--- BEGIN AVAILABLE RECORDS ---

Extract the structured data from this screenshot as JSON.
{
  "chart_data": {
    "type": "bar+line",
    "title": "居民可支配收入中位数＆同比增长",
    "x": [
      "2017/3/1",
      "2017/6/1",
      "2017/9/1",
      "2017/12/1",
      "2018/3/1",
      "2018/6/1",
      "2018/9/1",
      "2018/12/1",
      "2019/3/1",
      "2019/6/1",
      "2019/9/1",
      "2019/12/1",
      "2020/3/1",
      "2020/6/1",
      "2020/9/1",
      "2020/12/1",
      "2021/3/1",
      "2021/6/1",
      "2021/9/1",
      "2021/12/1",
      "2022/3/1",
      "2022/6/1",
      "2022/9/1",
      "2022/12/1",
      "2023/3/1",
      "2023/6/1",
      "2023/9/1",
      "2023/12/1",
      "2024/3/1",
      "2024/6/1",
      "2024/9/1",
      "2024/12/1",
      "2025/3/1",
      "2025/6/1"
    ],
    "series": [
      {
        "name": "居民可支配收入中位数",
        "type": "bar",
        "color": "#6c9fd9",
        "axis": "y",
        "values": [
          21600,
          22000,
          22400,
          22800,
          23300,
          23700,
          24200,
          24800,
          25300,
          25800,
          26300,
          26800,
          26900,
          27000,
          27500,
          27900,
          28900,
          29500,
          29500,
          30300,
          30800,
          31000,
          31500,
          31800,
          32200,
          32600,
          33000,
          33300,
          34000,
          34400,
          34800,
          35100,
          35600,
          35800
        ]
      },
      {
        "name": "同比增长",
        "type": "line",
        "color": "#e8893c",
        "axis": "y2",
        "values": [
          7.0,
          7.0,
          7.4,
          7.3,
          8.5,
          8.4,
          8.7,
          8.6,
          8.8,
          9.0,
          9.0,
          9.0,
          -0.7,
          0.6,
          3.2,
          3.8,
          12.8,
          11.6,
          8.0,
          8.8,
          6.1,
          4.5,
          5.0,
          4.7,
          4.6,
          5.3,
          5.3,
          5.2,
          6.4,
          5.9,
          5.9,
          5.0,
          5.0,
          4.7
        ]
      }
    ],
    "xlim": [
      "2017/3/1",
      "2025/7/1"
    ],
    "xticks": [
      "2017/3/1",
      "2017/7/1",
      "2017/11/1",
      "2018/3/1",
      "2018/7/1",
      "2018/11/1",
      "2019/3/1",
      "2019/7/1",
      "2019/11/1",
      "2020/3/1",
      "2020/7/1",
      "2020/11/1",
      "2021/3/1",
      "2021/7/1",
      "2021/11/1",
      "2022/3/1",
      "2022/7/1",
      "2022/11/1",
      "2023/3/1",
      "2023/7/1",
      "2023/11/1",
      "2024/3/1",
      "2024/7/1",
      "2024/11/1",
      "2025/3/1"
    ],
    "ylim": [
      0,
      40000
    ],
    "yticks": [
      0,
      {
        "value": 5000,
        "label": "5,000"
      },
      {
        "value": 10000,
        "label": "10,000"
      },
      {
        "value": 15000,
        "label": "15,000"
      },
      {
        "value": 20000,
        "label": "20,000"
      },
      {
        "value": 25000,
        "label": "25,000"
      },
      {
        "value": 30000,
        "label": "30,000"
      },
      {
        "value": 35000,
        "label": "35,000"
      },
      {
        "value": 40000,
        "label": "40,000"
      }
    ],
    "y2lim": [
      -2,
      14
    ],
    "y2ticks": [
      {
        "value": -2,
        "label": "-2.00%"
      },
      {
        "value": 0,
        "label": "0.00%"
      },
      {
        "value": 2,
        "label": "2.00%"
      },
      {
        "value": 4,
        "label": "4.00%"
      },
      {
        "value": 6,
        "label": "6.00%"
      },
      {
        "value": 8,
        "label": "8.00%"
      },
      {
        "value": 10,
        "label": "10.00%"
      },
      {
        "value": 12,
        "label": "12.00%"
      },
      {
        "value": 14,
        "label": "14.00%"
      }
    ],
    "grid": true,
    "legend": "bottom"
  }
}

--- END AVAILABLE RECORDS ---

WHAT THIS TASK INVOLVES> Search the entries for the word "居民可支配收入中位数" and copy every line that has it.

FINAL ANSWER>
    "title": "居民可支配收入中位数＆同比增长",
        "name": "居民可支配收入中位数",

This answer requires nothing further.